→ Goal
From the listing, collect all lines containing the word "TEXIER".

(Records that describe figures)
════════════════════
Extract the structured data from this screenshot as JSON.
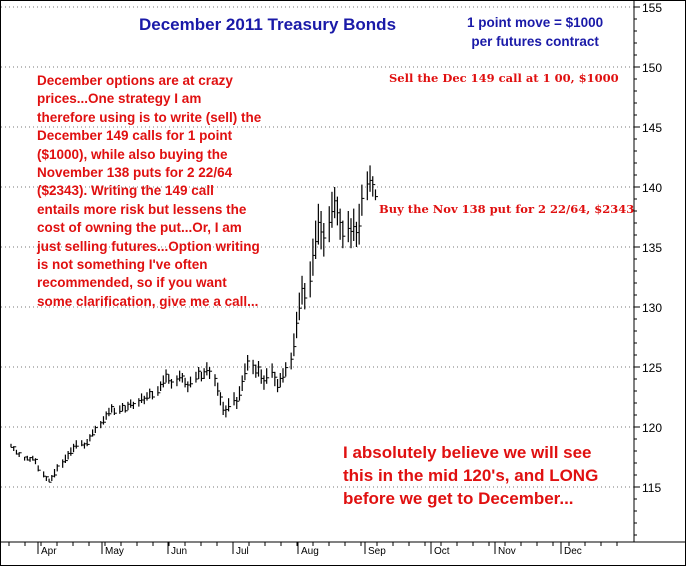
{
  "chart_data": {
    "type": "bar",
    "subtype": "ohlc",
    "title": "December 2011 Treasury Bonds",
    "ylim": [
      110.5,
      156
    ],
    "y_ticks": [
      "115",
      "120",
      "125",
      "130",
      "135",
      "140",
      "145",
      "150",
      "155"
    ],
    "x_ticks": [
      "Apr",
      "May",
      "Jun",
      "Jul",
      "Aug",
      "Sep",
      "Oct",
      "Nov",
      "Dec"
    ],
    "grid": "horizontal dotted",
    "y_axis_side": "right",
    "colors": {
      "title": "#1a1aa8",
      "notes": "#e01010",
      "bars": "#000000"
    },
    "price_bars": [
      {
        "d": 0,
        "h": 118.6,
        "l": 118.3
      },
      {
        "d": 1,
        "h": 118.4,
        "l": 118.0
      },
      {
        "d": 2,
        "h": 118.1,
        "l": 117.7
      },
      {
        "d": 3,
        "h": 117.9,
        "l": 117.5
      },
      {
        "d": 5,
        "h": 117.5,
        "l": 117.2
      },
      {
        "d": 6,
        "h": 117.6,
        "l": 117.2
      },
      {
        "d": 7,
        "h": 117.5,
        "l": 117.1
      },
      {
        "d": 8,
        "h": 117.6,
        "l": 117.2
      },
      {
        "d": 9,
        "h": 117.4,
        "l": 116.9
      },
      {
        "d": 10,
        "h": 116.8,
        "l": 116.3
      },
      {
        "d": 12,
        "h": 116.3,
        "l": 115.8
      },
      {
        "d": 13,
        "h": 115.9,
        "l": 115.5
      },
      {
        "d": 14,
        "h": 115.7,
        "l": 115.4
      },
      {
        "d": 15,
        "h": 116.0,
        "l": 115.5
      },
      {
        "d": 16,
        "h": 116.5,
        "l": 115.8
      },
      {
        "d": 17,
        "h": 116.9,
        "l": 116.3
      },
      {
        "d": 19,
        "h": 117.3,
        "l": 116.6
      },
      {
        "d": 20,
        "h": 117.7,
        "l": 117.0
      },
      {
        "d": 21,
        "h": 118.0,
        "l": 117.3
      },
      {
        "d": 22,
        "h": 118.3,
        "l": 117.6
      },
      {
        "d": 23,
        "h": 118.6,
        "l": 117.9
      },
      {
        "d": 24,
        "h": 118.9,
        "l": 118.2
      },
      {
        "d": 26,
        "h": 118.9,
        "l": 118.4
      },
      {
        "d": 27,
        "h": 118.7,
        "l": 118.2
      },
      {
        "d": 28,
        "h": 119.0,
        "l": 118.4
      },
      {
        "d": 29,
        "h": 119.4,
        "l": 118.8
      },
      {
        "d": 30,
        "h": 119.8,
        "l": 119.2
      },
      {
        "d": 31,
        "h": 120.1,
        "l": 119.5
      },
      {
        "d": 33,
        "h": 120.5,
        "l": 119.9
      },
      {
        "d": 34,
        "h": 120.9,
        "l": 120.2
      },
      {
        "d": 35,
        "h": 121.3,
        "l": 120.6
      },
      {
        "d": 36,
        "h": 121.6,
        "l": 120.9
      },
      {
        "d": 37,
        "h": 121.9,
        "l": 121.2
      },
      {
        "d": 38,
        "h": 121.6,
        "l": 121.0
      },
      {
        "d": 40,
        "h": 121.8,
        "l": 121.1
      },
      {
        "d": 41,
        "h": 122.0,
        "l": 121.3
      },
      {
        "d": 42,
        "h": 121.8,
        "l": 121.2
      },
      {
        "d": 43,
        "h": 122.1,
        "l": 121.4
      },
      {
        "d": 44,
        "h": 122.3,
        "l": 121.6
      },
      {
        "d": 45,
        "h": 122.1,
        "l": 121.5
      },
      {
        "d": 47,
        "h": 122.4,
        "l": 121.7
      },
      {
        "d": 48,
        "h": 122.8,
        "l": 122.0
      },
      {
        "d": 49,
        "h": 122.6,
        "l": 121.9
      },
      {
        "d": 50,
        "h": 122.9,
        "l": 122.2
      },
      {
        "d": 51,
        "h": 123.2,
        "l": 122.4
      },
      {
        "d": 52,
        "h": 123.0,
        "l": 122.3
      },
      {
        "d": 54,
        "h": 123.4,
        "l": 122.6
      },
      {
        "d": 55,
        "h": 123.8,
        "l": 123.0
      },
      {
        "d": 56,
        "h": 124.3,
        "l": 123.3
      },
      {
        "d": 57,
        "h": 124.8,
        "l": 123.7
      },
      {
        "d": 58,
        "h": 124.4,
        "l": 123.6
      },
      {
        "d": 59,
        "h": 124.0,
        "l": 123.2
      },
      {
        "d": 61,
        "h": 124.3,
        "l": 123.4
      },
      {
        "d": 62,
        "h": 124.7,
        "l": 123.8
      },
      {
        "d": 63,
        "h": 124.5,
        "l": 123.7
      },
      {
        "d": 64,
        "h": 124.1,
        "l": 123.3
      },
      {
        "d": 65,
        "h": 123.8,
        "l": 122.9
      },
      {
        "d": 66,
        "h": 124.2,
        "l": 123.3
      },
      {
        "d": 68,
        "h": 124.6,
        "l": 123.7
      },
      {
        "d": 69,
        "h": 125.0,
        "l": 124.0
      },
      {
        "d": 70,
        "h": 124.6,
        "l": 123.8
      },
      {
        "d": 71,
        "h": 124.9,
        "l": 124.0
      },
      {
        "d": 72,
        "h": 125.4,
        "l": 124.3
      },
      {
        "d": 73,
        "h": 125.0,
        "l": 124.0
      },
      {
        "d": 75,
        "h": 124.4,
        "l": 123.4
      },
      {
        "d": 76,
        "h": 123.7,
        "l": 122.6
      },
      {
        "d": 77,
        "h": 122.9,
        "l": 121.8
      },
      {
        "d": 78,
        "h": 122.1,
        "l": 121.0
      },
      {
        "d": 79,
        "h": 121.8,
        "l": 120.8
      },
      {
        "d": 80,
        "h": 122.4,
        "l": 121.3
      },
      {
        "d": 82,
        "h": 122.9,
        "l": 121.8
      },
      {
        "d": 83,
        "h": 122.5,
        "l": 121.5
      },
      {
        "d": 84,
        "h": 123.4,
        "l": 122.2
      },
      {
        "d": 85,
        "h": 124.3,
        "l": 123.0
      },
      {
        "d": 86,
        "h": 125.3,
        "l": 123.9
      },
      {
        "d": 87,
        "h": 126.0,
        "l": 124.7
      },
      {
        "d": 89,
        "h": 125.6,
        "l": 124.4
      },
      {
        "d": 90,
        "h": 125.2,
        "l": 124.1
      },
      {
        "d": 91,
        "h": 125.5,
        "l": 124.2
      },
      {
        "d": 92,
        "h": 124.8,
        "l": 123.6
      },
      {
        "d": 93,
        "h": 124.3,
        "l": 123.1
      },
      {
        "d": 94,
        "h": 124.9,
        "l": 123.6
      },
      {
        "d": 96,
        "h": 125.3,
        "l": 124.1
      },
      {
        "d": 97,
        "h": 124.6,
        "l": 123.4
      },
      {
        "d": 98,
        "h": 124.0,
        "l": 122.9
      },
      {
        "d": 99,
        "h": 124.5,
        "l": 123.3
      },
      {
        "d": 100,
        "h": 124.9,
        "l": 123.7
      },
      {
        "d": 101,
        "h": 125.4,
        "l": 124.2
      },
      {
        "d": 103,
        "h": 126.2,
        "l": 124.8
      },
      {
        "d": 104,
        "h": 127.8,
        "l": 125.9
      },
      {
        "d": 105,
        "h": 129.6,
        "l": 127.4
      },
      {
        "d": 106,
        "h": 131.2,
        "l": 128.9
      },
      {
        "d": 107,
        "h": 132.6,
        "l": 130.2
      },
      {
        "d": 108,
        "h": 132.0,
        "l": 129.8
      },
      {
        "d": 110,
        "h": 133.8,
        "l": 130.8
      },
      {
        "d": 111,
        "h": 135.7,
        "l": 132.6
      },
      {
        "d": 112,
        "h": 137.2,
        "l": 134.0
      },
      {
        "d": 113,
        "h": 138.6,
        "l": 135.2
      },
      {
        "d": 114,
        "h": 138.0,
        "l": 134.8
      },
      {
        "d": 115,
        "h": 137.0,
        "l": 134.2
      },
      {
        "d": 117,
        "h": 138.4,
        "l": 135.4
      },
      {
        "d": 118,
        "h": 139.6,
        "l": 136.6
      },
      {
        "d": 119,
        "h": 140.0,
        "l": 137.4
      },
      {
        "d": 120,
        "h": 139.2,
        "l": 136.8
      },
      {
        "d": 121,
        "h": 138.2,
        "l": 135.6
      },
      {
        "d": 122,
        "h": 137.2,
        "l": 134.9
      },
      {
        "d": 124,
        "h": 138.0,
        "l": 135.4
      },
      {
        "d": 125,
        "h": 137.4,
        "l": 134.9
      },
      {
        "d": 126,
        "h": 138.2,
        "l": 135.5
      },
      {
        "d": 127,
        "h": 137.1,
        "l": 135.0
      },
      {
        "d": 128,
        "h": 138.6,
        "l": 135.2
      },
      {
        "d": 129,
        "h": 140.2,
        "l": 137.6
      },
      {
        "d": 131,
        "h": 141.3,
        "l": 138.9
      },
      {
        "d": 132,
        "h": 141.8,
        "l": 139.6
      },
      {
        "d": 133,
        "h": 140.9,
        "l": 139.2
      },
      {
        "d": 134,
        "h": 139.8,
        "l": 138.9
      }
    ]
  },
  "annotations": {
    "point_move": "1 point move = $1000\nper futures contract",
    "left_note": "December options are at crazy\nprices...One strategy I am\ntherefore using is to write (sell) the\nDecember 149 calls for 1 point\n($1000), while also buying the\nNovember 138 puts for 2 22/64\n($2343). Writing the 149 call\nentails more risk but lessens the\ncost of owning the put...Or, I am\njust selling futures...Option writing\nis not something I've often\nrecommended, so if you want\nsome clarification, give me a call...",
    "sell_call": "Sell the Dec 149 call at 1 00, $1000",
    "buy_put": "Buy the Nov 138 put for 2 22/64, $2343",
    "forecast": "I absolutely believe we will see\nthis in the mid 120's, and LONG\nbefore we get to December..."
  }
}
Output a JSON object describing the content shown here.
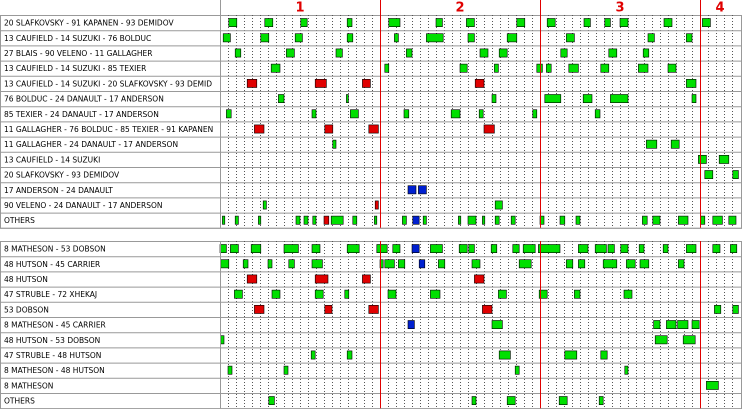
{
  "xlim": [
    0,
    65
  ],
  "colors": {
    "even": "#00e000",
    "pp": "#e00000",
    "pk": "#0020d0",
    "period_line": "#e00000"
  },
  "periods": [
    {
      "label": "1",
      "start": 0,
      "end": 20
    },
    {
      "label": "2",
      "start": 20,
      "end": 40
    },
    {
      "label": "3",
      "start": 40,
      "end": 60
    },
    {
      "label": "4",
      "start": 60,
      "end": 65
    }
  ],
  "sections": [
    {
      "rows": [
        {
          "label": "20 SLAFKOVSKY - 91 KAPANEN - 93 DEMIDOV",
          "even": [
            [
              1.1,
              2.1
            ],
            [
              5.6,
              6.6
            ],
            [
              10.1,
              10.9
            ],
            [
              15.9,
              16.5
            ],
            [
              21.1,
              22.5
            ],
            [
              27,
              27.8
            ],
            [
              30.8,
              31.8
            ],
            [
              37.1,
              38.1
            ],
            [
              40.9,
              41.9
            ],
            [
              45.5,
              46.3
            ],
            [
              48.1,
              48.8
            ],
            [
              50,
              51
            ],
            [
              55.5,
              56.5
            ],
            [
              60.3,
              61.3
            ]
          ]
        },
        {
          "label": "13 CAUFIELD - 14 SUZUKI - 76 BOLDUC",
          "even": [
            [
              0.4,
              1.3
            ],
            [
              5.1,
              6.1
            ],
            [
              9.4,
              10.3
            ],
            [
              15.9,
              16.6
            ],
            [
              21.8,
              22.3
            ],
            [
              25.8,
              27.9
            ],
            [
              31,
              31.8
            ],
            [
              35.9,
              37.1
            ],
            [
              43.3,
              44.3
            ],
            [
              53.5,
              54.3
            ],
            [
              58.3,
              59
            ]
          ]
        },
        {
          "label": "27 BLAIS - 90 VELENO - 11 GALLAGHER",
          "even": [
            [
              1.9,
              2.6
            ],
            [
              8.3,
              9.3
            ],
            [
              14.5,
              15.3
            ],
            [
              23.3,
              24
            ],
            [
              32.5,
              33.5
            ],
            [
              34.9,
              35.9
            ],
            [
              42.6,
              43.4
            ],
            [
              48.6,
              49.6
            ],
            [
              52.9,
              53.6
            ]
          ]
        },
        {
          "label": "13 CAUFIELD - 14 SUZUKI - 85 TEXIER",
          "even": [
            [
              6.4,
              7.5
            ],
            [
              20.6,
              21.1
            ],
            [
              30,
              30.9
            ],
            [
              34.3,
              34.8
            ],
            [
              39.6,
              40.3
            ],
            [
              40.8,
              41.4
            ],
            [
              43.6,
              44.8
            ],
            [
              47.6,
              48.6
            ],
            [
              52.3,
              53.5
            ],
            [
              56,
              57
            ]
          ]
        },
        {
          "label": "13 CAUFIELD - 14 SUZUKI - 20 SLAFKOVSKY - 93 DEMID",
          "pp": [
            [
              3.4,
              4.6
            ],
            [
              11.9,
              13.3
            ],
            [
              17.8,
              18.8
            ],
            [
              31.9,
              33
            ]
          ],
          "even": [
            [
              58.3,
              59.5
            ]
          ]
        },
        {
          "label": "76 BOLDUC - 24 DANAULT - 17 ANDERSON",
          "even": [
            [
              7.3,
              8
            ],
            [
              15.8,
              16
            ],
            [
              34,
              34.5
            ],
            [
              40.6,
              42.6
            ],
            [
              45.4,
              46.5
            ],
            [
              48.8,
              51
            ],
            [
              59,
              59.5
            ]
          ]
        },
        {
          "label": "85 TEXIER - 24 DANAULT - 17 ANDERSON",
          "even": [
            [
              0.8,
              1.4
            ],
            [
              11.5,
              12
            ],
            [
              16.3,
              17.3
            ],
            [
              23,
              23.6
            ],
            [
              28.9,
              30
            ],
            [
              32.4,
              32.9
            ],
            [
              39.1,
              39.6
            ],
            [
              46.9,
              47.5
            ]
          ]
        },
        {
          "label": "11 GALLAGHER - 76 BOLDUC - 85 TEXIER - 91 KAPANEN",
          "pp": [
            [
              4.3,
              5.5
            ],
            [
              13.1,
              14.1
            ],
            [
              18.6,
              19.8
            ],
            [
              33,
              34.3
            ]
          ]
        },
        {
          "label": "11 GALLAGHER - 24 DANAULT - 17 ANDERSON",
          "even": [
            [
              14.1,
              14.5
            ],
            [
              53.3,
              54.6
            ],
            [
              56.4,
              57.4
            ]
          ]
        },
        {
          "label": "13 CAUFIELD - 14 SUZUKI",
          "even": [
            [
              59.8,
              60.8
            ],
            [
              62.4,
              63.6
            ]
          ]
        },
        {
          "label": "20 SLAFKOVSKY - 93 DEMIDOV",
          "even": [
            [
              60.6,
              61.6
            ],
            [
              64.1,
              64.8
            ]
          ]
        },
        {
          "label": "17 ANDERSON - 24 DANAULT",
          "pk": [
            [
              23.5,
              24.5
            ],
            [
              24.8,
              25.8
            ]
          ]
        },
        {
          "label": "90 VELENO - 24 DANAULT - 17 ANDERSON",
          "even": [
            [
              5.4,
              5.8
            ],
            [
              34.4,
              35.3
            ]
          ],
          "pp": [
            [
              19.4,
              19.8
            ]
          ]
        },
        {
          "label": "OTHERS",
          "even": [
            [
              0.3,
              0.6
            ],
            [
              1.9,
              2.3
            ],
            [
              4.8,
              5.1
            ],
            [
              9.5,
              10
            ],
            [
              10.5,
              11
            ],
            [
              11.6,
              12
            ],
            [
              13.9,
              15.4
            ],
            [
              16.6,
              17.1
            ],
            [
              19.3,
              19.6
            ],
            [
              22.8,
              23.3
            ],
            [
              25.4,
              25.8
            ],
            [
              29.8,
              30.1
            ],
            [
              31,
              32
            ],
            [
              32.8,
              33.1
            ],
            [
              34.4,
              34.9
            ],
            [
              36.4,
              36.9
            ],
            [
              40,
              40.5
            ],
            [
              42.5,
              43.1
            ],
            [
              44.5,
              45
            ],
            [
              52.8,
              53.4
            ],
            [
              54.1,
              55
            ],
            [
              57.3,
              58.5
            ],
            [
              60.1,
              60.6
            ],
            [
              61.6,
              62.8
            ],
            [
              63.6,
              64.5
            ]
          ],
          "pp": [
            [
              13,
              13.6
            ]
          ],
          "pk": [
            [
              24.1,
              24.9
            ]
          ]
        }
      ]
    },
    {
      "rows": [
        {
          "label": "8 MATHESON - 53 DOBSON",
          "even": [
            [
              0,
              0.8
            ],
            [
              1.3,
              2.3
            ],
            [
              3.9,
              5.1
            ],
            [
              8,
              9.8
            ],
            [
              11.5,
              12.5
            ],
            [
              15.9,
              17.4
            ],
            [
              19.6,
              20.9
            ],
            [
              21.6,
              22.5
            ],
            [
              26.3,
              27.8
            ],
            [
              29.9,
              30.9
            ],
            [
              31.1,
              31.8
            ],
            [
              33.9,
              34.6
            ],
            [
              36.6,
              37.4
            ],
            [
              37.9,
              39.4
            ],
            [
              39.8,
              42.5
            ],
            [
              44.8,
              46
            ],
            [
              46.9,
              48.3
            ],
            [
              48.5,
              49.3
            ],
            [
              50.1,
              51
            ],
            [
              52.4,
              53
            ],
            [
              55.4,
              56
            ],
            [
              58.3,
              59.5
            ],
            [
              61.6,
              62.5
            ],
            [
              63.8,
              64.6
            ]
          ],
          "pk": [
            [
              24,
              24.9
            ]
          ]
        },
        {
          "label": "48 HUTSON - 45 CARRIER",
          "even": [
            [
              0.1,
              1.1
            ],
            [
              2.9,
              3.5
            ],
            [
              6,
              6.5
            ],
            [
              8.6,
              9.3
            ],
            [
              11.5,
              12.8
            ],
            [
              20,
              20.4
            ],
            [
              20.6,
              21.8
            ],
            [
              22.3,
              23.1
            ],
            [
              27.3,
              28.1
            ],
            [
              31.5,
              32.5
            ],
            [
              37.4,
              38.9
            ],
            [
              43.3,
              44.1
            ],
            [
              44.8,
              45.6
            ],
            [
              47.9,
              49.6
            ],
            [
              50.8,
              51.9
            ],
            [
              52.5,
              53.6
            ],
            [
              57.3,
              58
            ]
          ],
          "pk": [
            [
              24.9,
              25.6
            ]
          ]
        },
        {
          "label": "48 HUTSON",
          "pp": [
            [
              3.4,
              4.6
            ],
            [
              11.9,
              13.5
            ],
            [
              17.8,
              18.8
            ],
            [
              31.8,
              33
            ]
          ]
        },
        {
          "label": "47 STRUBLE - 72 XHEKAJ",
          "even": [
            [
              1.8,
              2.8
            ],
            [
              6.5,
              7.5
            ],
            [
              11.9,
              12.9
            ],
            [
              15.6,
              16.1
            ],
            [
              21,
              22
            ],
            [
              26.3,
              27.5
            ],
            [
              34.8,
              35.8
            ],
            [
              39.9,
              40.9
            ],
            [
              44.3,
              45
            ],
            [
              50.5,
              51.5
            ]
          ]
        },
        {
          "label": "53 DOBSON",
          "pp": [
            [
              4.3,
              5.5
            ],
            [
              13.1,
              14
            ],
            [
              18.6,
              19.8
            ],
            [
              32.8,
              34
            ]
          ],
          "even": [
            [
              61.8,
              62.6
            ],
            [
              64.1,
              64.8
            ]
          ]
        },
        {
          "label": "8 MATHESON - 45 CARRIER",
          "pk": [
            [
              23.5,
              24.3
            ]
          ],
          "even": [
            [
              34,
              35.3
            ],
            [
              54.2,
              55
            ],
            [
              55.8,
              57
            ],
            [
              57.2,
              58.5
            ],
            [
              59,
              59.9
            ]
          ]
        },
        {
          "label": "48 HUTSON - 53 DOBSON",
          "even": [
            [
              0.1,
              0.5
            ],
            [
              54.4,
              55.9
            ],
            [
              57.9,
              59.4
            ]
          ]
        },
        {
          "label": "47 STRUBLE - 48 HUTSON",
          "even": [
            [
              11.4,
              11.9
            ],
            [
              15.9,
              16.5
            ],
            [
              34.9,
              36.3
            ],
            [
              43.1,
              44.6
            ],
            [
              47.6,
              48.4
            ]
          ]
        },
        {
          "label": "8 MATHESON - 48 HUTSON",
          "even": [
            [
              1,
              1.5
            ],
            [
              8,
              8.5
            ],
            [
              36.9,
              37.4
            ],
            [
              50.6,
              51
            ]
          ]
        },
        {
          "label": "8 MATHESON",
          "even": [
            [
              60.8,
              62.3
            ]
          ]
        },
        {
          "label": "OTHERS",
          "even": [
            [
              6.1,
              6.8
            ],
            [
              31.5,
              32
            ],
            [
              35.9,
              36.9
            ],
            [
              42.4,
              43.4
            ],
            [
              47.4,
              47.9
            ]
          ]
        }
      ]
    }
  ]
}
════════════════════
→ Worked solution
          "label": "13 CAUFIELD - 14 SUZUKI - 85 TEXIER",
          "label": "85 TEXIER - 24 DANAULT - 17 ANDERSON",
          "label": "11 GALLAGHER - 76 BOLDUC - 85 TEXIER - 91 KAPANEN",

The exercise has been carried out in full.